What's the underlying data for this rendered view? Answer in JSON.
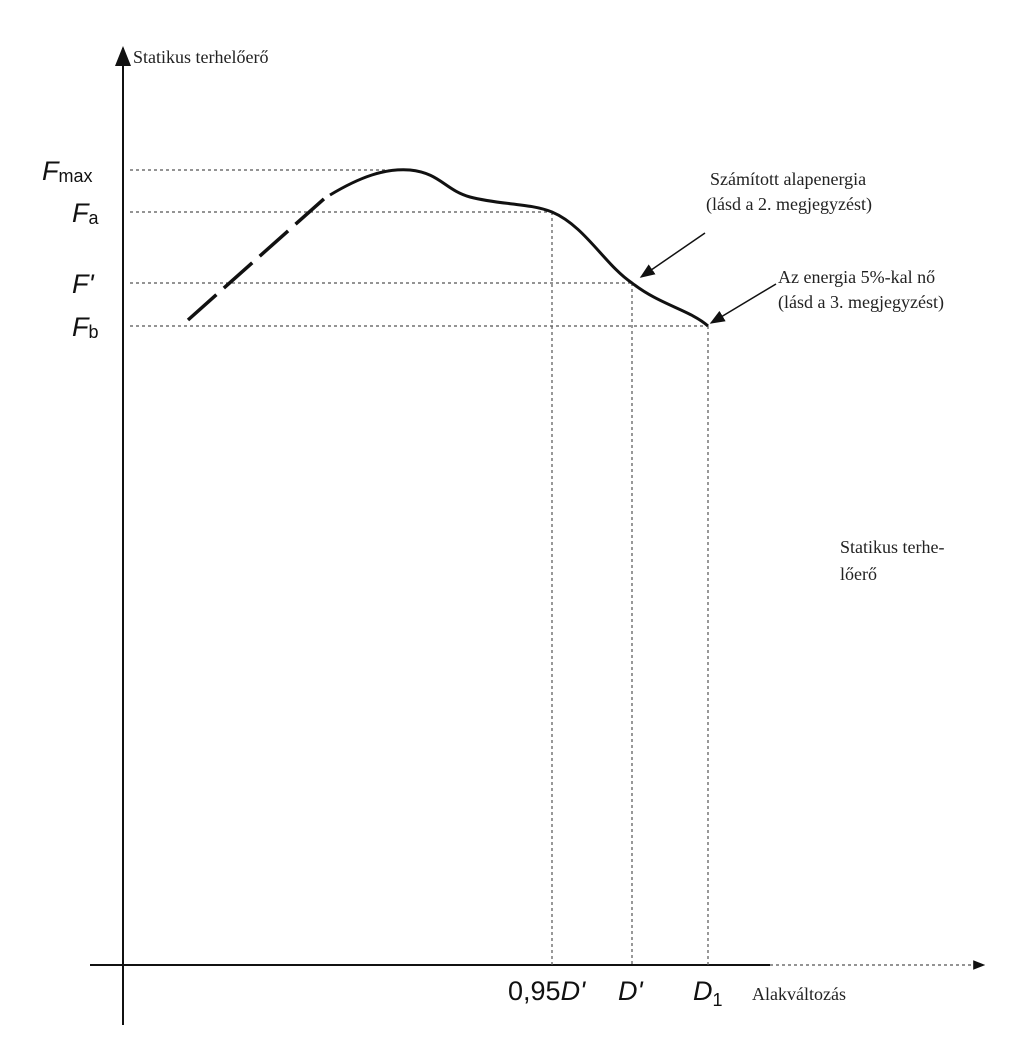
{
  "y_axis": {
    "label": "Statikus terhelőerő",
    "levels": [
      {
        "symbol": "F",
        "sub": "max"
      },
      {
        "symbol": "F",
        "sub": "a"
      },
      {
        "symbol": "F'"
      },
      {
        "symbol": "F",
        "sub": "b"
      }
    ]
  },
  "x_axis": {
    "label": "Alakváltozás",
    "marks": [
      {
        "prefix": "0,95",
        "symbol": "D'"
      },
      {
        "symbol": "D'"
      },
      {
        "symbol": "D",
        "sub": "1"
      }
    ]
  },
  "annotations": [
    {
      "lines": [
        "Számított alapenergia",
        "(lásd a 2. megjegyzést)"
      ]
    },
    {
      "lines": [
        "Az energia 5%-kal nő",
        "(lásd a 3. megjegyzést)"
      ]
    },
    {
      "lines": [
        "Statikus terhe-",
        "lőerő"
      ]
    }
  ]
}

===

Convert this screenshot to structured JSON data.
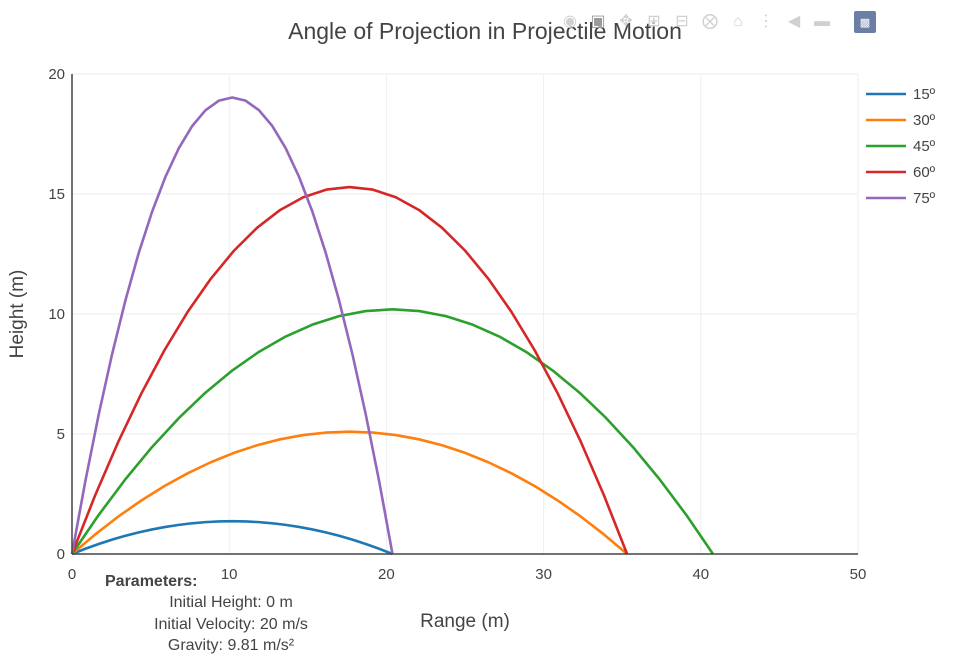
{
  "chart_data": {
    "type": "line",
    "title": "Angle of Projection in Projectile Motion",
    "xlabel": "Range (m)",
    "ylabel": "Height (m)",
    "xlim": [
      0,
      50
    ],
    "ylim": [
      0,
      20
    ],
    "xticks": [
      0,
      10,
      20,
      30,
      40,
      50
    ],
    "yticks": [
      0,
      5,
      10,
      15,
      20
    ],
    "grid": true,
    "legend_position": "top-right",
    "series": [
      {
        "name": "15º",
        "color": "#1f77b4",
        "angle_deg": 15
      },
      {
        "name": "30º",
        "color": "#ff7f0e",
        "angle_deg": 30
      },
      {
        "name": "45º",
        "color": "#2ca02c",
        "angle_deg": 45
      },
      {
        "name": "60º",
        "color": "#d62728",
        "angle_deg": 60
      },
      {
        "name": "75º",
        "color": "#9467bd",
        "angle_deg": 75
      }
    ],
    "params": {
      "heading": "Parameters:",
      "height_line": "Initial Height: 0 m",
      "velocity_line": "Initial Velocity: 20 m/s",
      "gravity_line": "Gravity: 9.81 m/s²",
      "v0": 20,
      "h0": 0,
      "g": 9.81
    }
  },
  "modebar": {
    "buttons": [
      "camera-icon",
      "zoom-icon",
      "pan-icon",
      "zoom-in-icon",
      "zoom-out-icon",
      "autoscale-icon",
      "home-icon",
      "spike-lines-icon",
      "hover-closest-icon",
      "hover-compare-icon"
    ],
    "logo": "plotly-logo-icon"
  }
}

===

◆ **WORK TO BE COMPLETED**: Reproduce each line of the material containing the word "Height".

◆ **RESULT FOR THIS TASK**:
    "ylabel": "Height (m)",
      "height_line": "Initial Height: 0 m",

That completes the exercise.